---------- Provided information ----------

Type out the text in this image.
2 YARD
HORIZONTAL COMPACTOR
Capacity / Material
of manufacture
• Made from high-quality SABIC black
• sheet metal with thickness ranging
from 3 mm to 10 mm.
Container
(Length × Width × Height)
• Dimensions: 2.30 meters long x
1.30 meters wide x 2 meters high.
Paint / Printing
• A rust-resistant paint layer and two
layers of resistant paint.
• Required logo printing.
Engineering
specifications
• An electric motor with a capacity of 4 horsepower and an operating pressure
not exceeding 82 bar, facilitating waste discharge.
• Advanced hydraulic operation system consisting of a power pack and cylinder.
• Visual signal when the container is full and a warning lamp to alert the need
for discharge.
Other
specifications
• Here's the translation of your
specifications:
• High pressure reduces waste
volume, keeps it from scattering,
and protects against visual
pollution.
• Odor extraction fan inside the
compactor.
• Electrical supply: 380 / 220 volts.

----------

Restate the data above word for word, please.

Type out the text in this image.
2 YARD
HORIZONTAL COMPACTOR
Capacity / Material
of manufacture
• Made from high-quality SABIC black
• sheet metal with thickness ranging
from 3 mm to 10 mm.
Container
(Length × Width × Height)
• Dimensions: 2.30 meters long x
1.30 meters wide x 2 meters high.
Paint / Printing
• A rust-resistant paint layer and two
layers of resistant paint.
• Required logo printing.
Engineering
specifications
• An electric motor with a capacity of 4 horsepower and an operating pressure
not exceeding 82 bar, facilitating waste discharge.
• Advanced hydraulic operation system consisting of a power pack and cylinder.
• Visual signal when the container is full and a warning lamp to alert the need
for discharge.
Other
specifications
• Here's the translation of your
specifications:
• High pressure reduces waste
volume, keeps it from scattering,
and protects against visual
pollution.
• Odor extraction fan inside the
compactor.
• Electrical supply: 380 / 220 volts.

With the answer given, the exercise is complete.